# START OF DATA FOR THIS EXERCISE

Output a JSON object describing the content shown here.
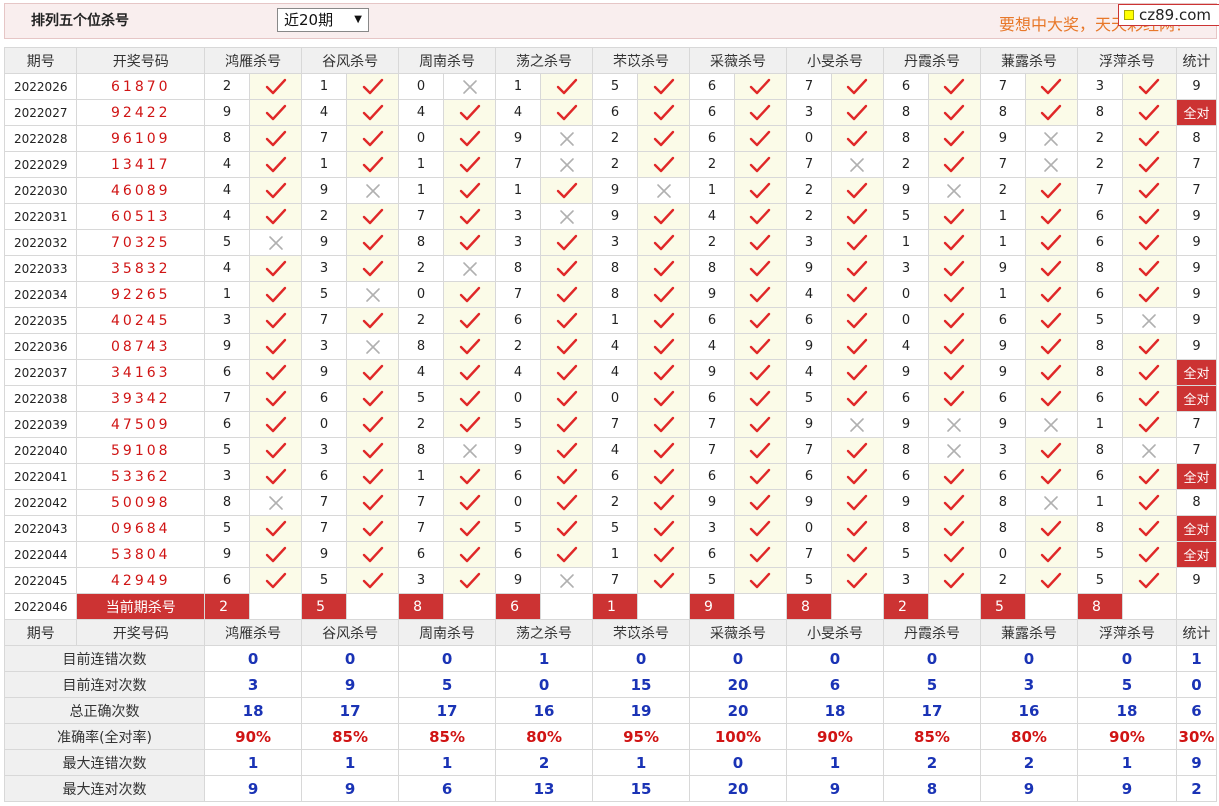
{
  "header": {
    "title": "排列五个位杀号",
    "select_value": "近20期",
    "slogan": "要想中大奖，天天彩经网！",
    "logo": "cz89.com"
  },
  "columns": {
    "period": "期号",
    "draw": "开奖号码",
    "experts": [
      "鸿雁杀号",
      "谷风杀号",
      "周南杀号",
      "荡之杀号",
      "芣苡杀号",
      "采薇杀号",
      "小旻杀号",
      "丹霞杀号",
      "蒹露杀号",
      "浮萍杀号"
    ],
    "stat": "统计"
  },
  "rows": [
    {
      "period": "2022026",
      "draw": "61870",
      "kills": [
        2,
        1,
        0,
        1,
        5,
        6,
        7,
        6,
        7,
        3
      ],
      "hits": [
        1,
        1,
        0,
        1,
        1,
        1,
        1,
        1,
        1,
        1
      ],
      "stat": "9"
    },
    {
      "period": "2022027",
      "draw": "92422",
      "kills": [
        9,
        4,
        4,
        4,
        6,
        6,
        3,
        8,
        8,
        8
      ],
      "hits": [
        1,
        1,
        1,
        1,
        1,
        1,
        1,
        1,
        1,
        1
      ],
      "stat": "全对"
    },
    {
      "period": "2022028",
      "draw": "96109",
      "kills": [
        8,
        7,
        0,
        9,
        2,
        6,
        0,
        8,
        9,
        2
      ],
      "hits": [
        1,
        1,
        1,
        0,
        1,
        1,
        1,
        1,
        0,
        1
      ],
      "stat": "8"
    },
    {
      "period": "2022029",
      "draw": "13417",
      "kills": [
        4,
        1,
        1,
        7,
        2,
        2,
        7,
        2,
        7,
        2
      ],
      "hits": [
        1,
        1,
        1,
        0,
        1,
        1,
        0,
        1,
        0,
        1
      ],
      "stat": "7"
    },
    {
      "period": "2022030",
      "draw": "46089",
      "kills": [
        4,
        9,
        1,
        1,
        9,
        1,
        2,
        9,
        2,
        7
      ],
      "hits": [
        1,
        0,
        1,
        1,
        0,
        1,
        1,
        0,
        1,
        1
      ],
      "stat": "7"
    },
    {
      "period": "2022031",
      "draw": "60513",
      "kills": [
        4,
        2,
        7,
        3,
        9,
        4,
        2,
        5,
        1,
        6
      ],
      "hits": [
        1,
        1,
        1,
        0,
        1,
        1,
        1,
        1,
        1,
        1
      ],
      "stat": "9"
    },
    {
      "period": "2022032",
      "draw": "70325",
      "kills": [
        5,
        9,
        8,
        3,
        3,
        2,
        3,
        1,
        1,
        6
      ],
      "hits": [
        0,
        1,
        1,
        1,
        1,
        1,
        1,
        1,
        1,
        1
      ],
      "stat": "9"
    },
    {
      "period": "2022033",
      "draw": "35832",
      "kills": [
        4,
        3,
        2,
        8,
        8,
        8,
        9,
        3,
        9,
        8
      ],
      "hits": [
        1,
        1,
        0,
        1,
        1,
        1,
        1,
        1,
        1,
        1
      ],
      "stat": "9"
    },
    {
      "period": "2022034",
      "draw": "92265",
      "kills": [
        1,
        5,
        0,
        7,
        8,
        9,
        4,
        0,
        1,
        6
      ],
      "hits": [
        1,
        0,
        1,
        1,
        1,
        1,
        1,
        1,
        1,
        1
      ],
      "stat": "9"
    },
    {
      "period": "2022035",
      "draw": "40245",
      "kills": [
        3,
        7,
        2,
        6,
        1,
        6,
        6,
        0,
        6,
        5
      ],
      "hits": [
        1,
        1,
        1,
        1,
        1,
        1,
        1,
        1,
        1,
        0
      ],
      "stat": "9"
    },
    {
      "period": "2022036",
      "draw": "08743",
      "kills": [
        9,
        3,
        8,
        2,
        4,
        4,
        9,
        4,
        9,
        8
      ],
      "hits": [
        1,
        0,
        1,
        1,
        1,
        1,
        1,
        1,
        1,
        1
      ],
      "stat": "9"
    },
    {
      "period": "2022037",
      "draw": "34163",
      "kills": [
        6,
        9,
        4,
        4,
        4,
        9,
        4,
        9,
        9,
        8
      ],
      "hits": [
        1,
        1,
        1,
        1,
        1,
        1,
        1,
        1,
        1,
        1
      ],
      "stat": "全对"
    },
    {
      "period": "2022038",
      "draw": "39342",
      "kills": [
        7,
        6,
        5,
        0,
        0,
        6,
        5,
        6,
        6,
        6
      ],
      "hits": [
        1,
        1,
        1,
        1,
        1,
        1,
        1,
        1,
        1,
        1
      ],
      "stat": "全对"
    },
    {
      "period": "2022039",
      "draw": "47509",
      "kills": [
        6,
        0,
        2,
        5,
        7,
        7,
        9,
        9,
        9,
        1
      ],
      "hits": [
        1,
        1,
        1,
        1,
        1,
        1,
        0,
        0,
        0,
        1
      ],
      "stat": "7"
    },
    {
      "period": "2022040",
      "draw": "59108",
      "kills": [
        5,
        3,
        8,
        9,
        4,
        7,
        7,
        8,
        3,
        8
      ],
      "hits": [
        1,
        1,
        0,
        1,
        1,
        1,
        1,
        0,
        1,
        0
      ],
      "stat": "7"
    },
    {
      "period": "2022041",
      "draw": "53362",
      "kills": [
        3,
        6,
        1,
        6,
        6,
        6,
        6,
        6,
        6,
        6
      ],
      "hits": [
        1,
        1,
        1,
        1,
        1,
        1,
        1,
        1,
        1,
        1
      ],
      "stat": "全对"
    },
    {
      "period": "2022042",
      "draw": "50098",
      "kills": [
        8,
        7,
        7,
        0,
        2,
        9,
        9,
        9,
        8,
        1
      ],
      "hits": [
        0,
        1,
        1,
        1,
        1,
        1,
        1,
        1,
        0,
        1
      ],
      "stat": "8"
    },
    {
      "period": "2022043",
      "draw": "09684",
      "kills": [
        5,
        7,
        7,
        5,
        5,
        3,
        0,
        8,
        8,
        8
      ],
      "hits": [
        1,
        1,
        1,
        1,
        1,
        1,
        1,
        1,
        1,
        1
      ],
      "stat": "全对"
    },
    {
      "period": "2022044",
      "draw": "53804",
      "kills": [
        9,
        9,
        6,
        6,
        1,
        6,
        7,
        5,
        0,
        5
      ],
      "hits": [
        1,
        1,
        1,
        1,
        1,
        1,
        1,
        1,
        1,
        1
      ],
      "stat": "全对"
    },
    {
      "period": "2022045",
      "draw": "42949",
      "kills": [
        6,
        5,
        3,
        9,
        7,
        5,
        5,
        3,
        2,
        5
      ],
      "hits": [
        1,
        1,
        1,
        0,
        1,
        1,
        1,
        1,
        1,
        1
      ],
      "stat": "9"
    }
  ],
  "current": {
    "period": "2022046",
    "label": "当前期杀号",
    "kills": [
      2,
      5,
      8,
      6,
      1,
      9,
      8,
      2,
      5,
      8
    ]
  },
  "summary": [
    {
      "label": "目前连错次数",
      "values": [
        "0",
        "0",
        "0",
        "1",
        "0",
        "0",
        "0",
        "0",
        "0",
        "0"
      ],
      "stat": "1"
    },
    {
      "label": "目前连对次数",
      "values": [
        "3",
        "9",
        "5",
        "0",
        "15",
        "20",
        "6",
        "5",
        "3",
        "5"
      ],
      "stat": "0"
    },
    {
      "label": "总正确次数",
      "values": [
        "18",
        "17",
        "17",
        "16",
        "19",
        "20",
        "18",
        "17",
        "16",
        "18"
      ],
      "stat": "6"
    },
    {
      "label": "准确率(全对率)",
      "values": [
        "90%",
        "85%",
        "85%",
        "80%",
        "95%",
        "100%",
        "90%",
        "85%",
        "80%",
        "90%"
      ],
      "stat": "30%"
    },
    {
      "label": "最大连错次数",
      "values": [
        "1",
        "1",
        "1",
        "2",
        "1",
        "0",
        "1",
        "2",
        "2",
        "1"
      ],
      "stat": "9"
    },
    {
      "label": "最大连对次数",
      "values": [
        "9",
        "9",
        "6",
        "13",
        "15",
        "20",
        "9",
        "8",
        "9",
        "9"
      ],
      "stat": "2"
    }
  ],
  "colors": {
    "accent": "#cc3333",
    "check": "#e02828",
    "cross": "#b0b0b0",
    "summary_value": "#1a33b5",
    "rate": "#d01414",
    "slogan": "#e8782a"
  }
}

# END OF DATA FOR THIS EXERCISE

_EXERCISE REQUIREMENTS_
Identify every line above with the string "label" in it. Copy those lines.

_OUTPUT OF THE EXERCISE_
    "label": "当前期杀号",
      "label": "目前连错次数",
      "label": "目前连对次数",
      "label": "总正确次数",
      "label": "准确率(全对率)",
      "label": "最大连错次数",
      "label": "最大连对次数",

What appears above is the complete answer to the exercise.